┌─ DATA FOR THIS TASK

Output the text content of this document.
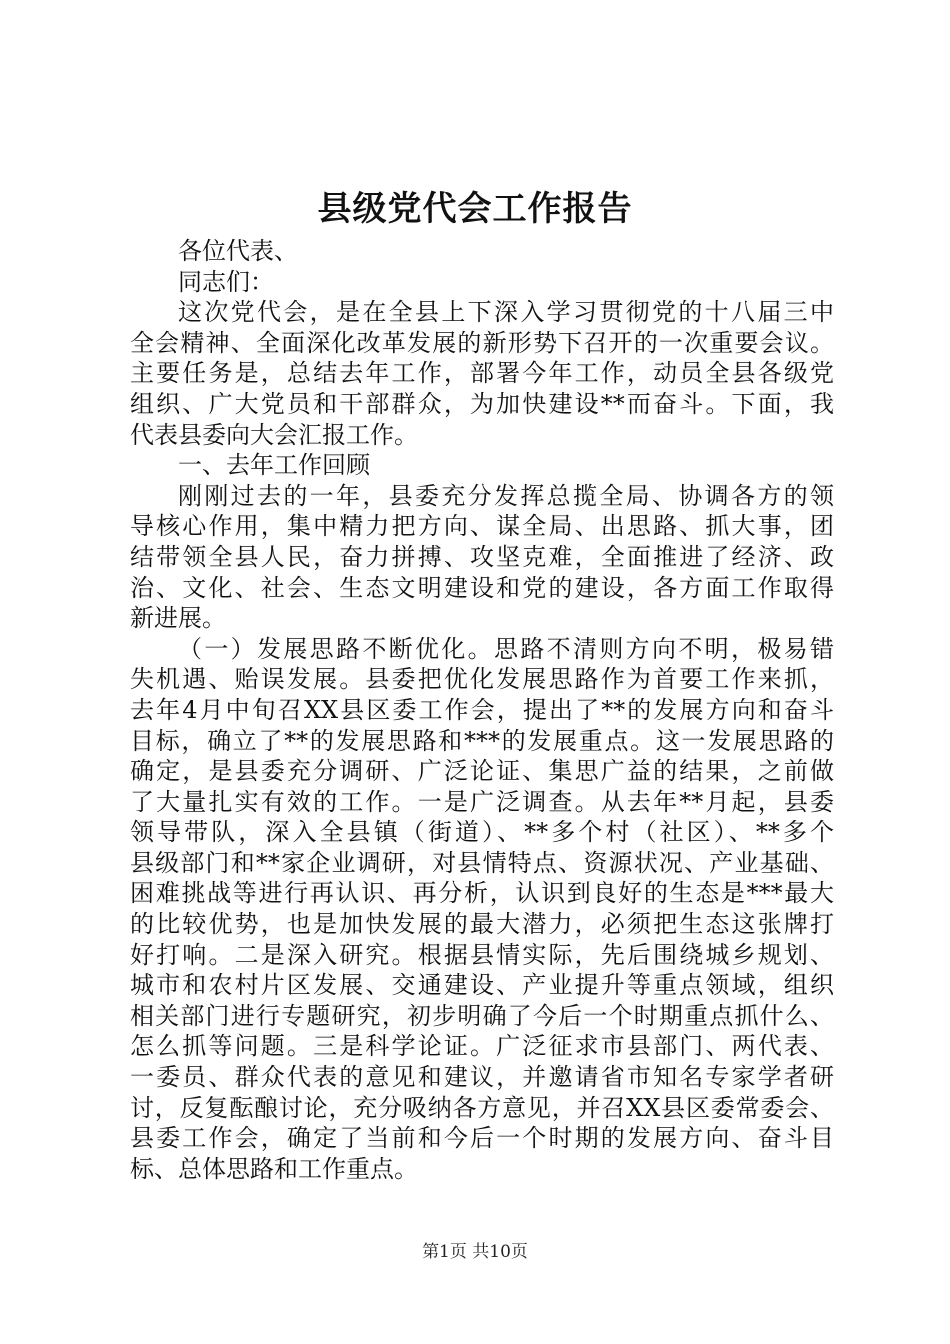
县级党代会工作报告
各位代表、
同志们：
这次党代会，是在全县上下深入学习贯彻党的十八届三中
全会精神、全面深化改革发展的新形势下召开的一次重要会议。
主要任务是，总结去年工作，部署今年工作，动员全县各级党
组织、广大党员和干部群众，为加快建设**而奋斗。下面，我
代表县委向大会汇报工作。
一、去年工作回顾
刚刚过去的一年，县委充分发挥总揽全局、协调各方的领
导核心作用，集中精力把方向、谋全局、出思路、抓大事，团
结带领全县人民，奋力拼搏、攻坚克难，全面推进了经济、政
治、文化、社会、生态文明建设和党的建设，各方面工作取得
新进展。
（一）发展思路不断优化。思路不清则方向不明，极易错
失机遇、贻误发展。县委把优化发展思路作为首要工作来抓，
去年4月中旬召XX县区委工作会，提出了**的发展方向和奋斗
目标，确立了**的发展思路和***的发展重点。这一发展思路的
确定，是县委充分调研、广泛论证、集思广益的结果，之前做
了大量扎实有效的工作。一是广泛调查。从去年**月起，县委
领导带队，深入全县镇（街道）、**多个村（社区）、**多个
县级部门和**家企业调研，对县情特点、资源状况、产业基础、
困难挑战等进行再认识、再分析，认识到良好的生态是***最大
的比较优势，也是加快发展的最大潜力，必须把生态这张牌打
好打响。二是深入研究。根据县情实际，先后围绕城乡规划、
城市和农村片区发展、交通建设、产业提升等重点领域，组织
相关部门进行专题研究，初步明确了今后一个时期重点抓什么、
怎么抓等问题。三是科学论证。广泛征求市县部门、两代表、
一委员、群众代表的意见和建议，并邀请省市知名专家学者研
讨，反复酝酿讨论，充分吸纳各方意见，并召XX县区委常委会、
县委工作会，确定了当前和今后一个时期的发展方向、奋斗目
标、总体思路和工作重点。
第1页 共10页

└─

From the listing above, print every entry precisely and drop the pictures.

ANSWER FOR THIS EXERCISE »
Output the text content of this document.
县级党代会工作报告
各位代表、
同志们：
这次党代会，是在全县上下深入学习贯彻党的十八届三中
全会精神、全面深化改革发展的新形势下召开的一次重要会议。
主要任务是，总结去年工作，部署今年工作，动员全县各级党
组织、广大党员和干部群众，为加快建设**而奋斗。下面，我
代表县委向大会汇报工作。
一、去年工作回顾
刚刚过去的一年，县委充分发挥总揽全局、协调各方的领
导核心作用，集中精力把方向、谋全局、出思路、抓大事，团
结带领全县人民，奋力拼搏、攻坚克难，全面推进了经济、政
治、文化、社会、生态文明建设和党的建设，各方面工作取得
新进展。
（一）发展思路不断优化。思路不清则方向不明，极易错
失机遇、贻误发展。县委把优化发展思路作为首要工作来抓，
去年4月中旬召XX县区委工作会，提出了**的发展方向和奋斗
目标，确立了**的发展思路和***的发展重点。这一发展思路的
确定，是县委充分调研、广泛论证、集思广益的结果，之前做
了大量扎实有效的工作。一是广泛调查。从去年**月起，县委
领导带队，深入全县镇（街道）、**多个村（社区）、**多个
县级部门和**家企业调研，对县情特点、资源状况、产业基础、
困难挑战等进行再认识、再分析，认识到良好的生态是***最大
的比较优势，也是加快发展的最大潜力，必须把生态这张牌打
好打响。二是深入研究。根据县情实际，先后围绕城乡规划、
城市和农村片区发展、交通建设、产业提升等重点领域，组织
相关部门进行专题研究，初步明确了今后一个时期重点抓什么、
怎么抓等问题。三是科学论证。广泛征求市县部门、两代表、
一委员、群众代表的意见和建议，并邀请省市知名专家学者研
讨，反复酝酿讨论，充分吸纳各方意见，并召XX县区委常委会、
县委工作会，确定了当前和今后一个时期的发展方向、奋斗目
标、总体思路和工作重点。
第1页 共10页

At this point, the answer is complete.